*Aim of the exercise*:
Repeat the records below exactly as they appear.
--- Start of Data extract ---
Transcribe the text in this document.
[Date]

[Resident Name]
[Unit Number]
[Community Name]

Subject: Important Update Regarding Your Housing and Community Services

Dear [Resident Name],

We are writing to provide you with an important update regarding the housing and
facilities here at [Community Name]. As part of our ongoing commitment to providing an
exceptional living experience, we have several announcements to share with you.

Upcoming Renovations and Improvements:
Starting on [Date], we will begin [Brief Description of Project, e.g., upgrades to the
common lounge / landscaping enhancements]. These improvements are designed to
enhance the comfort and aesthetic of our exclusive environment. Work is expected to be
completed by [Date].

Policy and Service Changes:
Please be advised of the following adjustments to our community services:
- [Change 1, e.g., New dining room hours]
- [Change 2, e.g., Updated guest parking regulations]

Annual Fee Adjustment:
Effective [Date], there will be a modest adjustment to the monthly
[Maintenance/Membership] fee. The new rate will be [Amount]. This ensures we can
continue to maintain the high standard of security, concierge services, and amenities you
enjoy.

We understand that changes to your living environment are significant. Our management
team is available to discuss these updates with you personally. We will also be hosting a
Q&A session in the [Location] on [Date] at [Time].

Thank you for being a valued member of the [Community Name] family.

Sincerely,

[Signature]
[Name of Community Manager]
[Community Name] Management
--- End of Data extract ---
*Full answer*:
Transcribe the text in this document.
[Date]

[Resident Name]
[Unit Number]
[Community Name]

Subject: Important Update Regarding Your Housing and Community Services

Dear [Resident Name],

We are writing to provide you with an important update regarding the housing and
facilities here at [Community Name]. As part of our ongoing commitment to providing an
exceptional living experience, we have several announcements to share with you.

Upcoming Renovations and Improvements:
Starting on [Date], we will begin [Brief Description of Project, e.g., upgrades to the
common lounge / landscaping enhancements]. These improvements are designed to
enhance the comfort and aesthetic of our exclusive environment. Work is expected to be
completed by [Date].

Policy and Service Changes:
Please be advised of the following adjustments to our community services:
- [Change 1, e.g., New dining room hours]
- [Change 2, e.g., Updated guest parking regulations]

Annual Fee Adjustment:
Effective [Date], there will be a modest adjustment to the monthly
[Maintenance/Membership] fee. The new rate will be [Amount]. This ensures we can
continue to maintain the high standard of security, concierge services, and amenities you
enjoy.

We understand that changes to your living environment are significant. Our management
team is available to discuss these updates with you personally. We will also be hosting a
Q&A session in the [Location] on [Date] at [Time].

Thank you for being a valued member of the [Community Name] family.

Sincerely,

[Signature]
[Name of Community Manager]
[Community Name] Management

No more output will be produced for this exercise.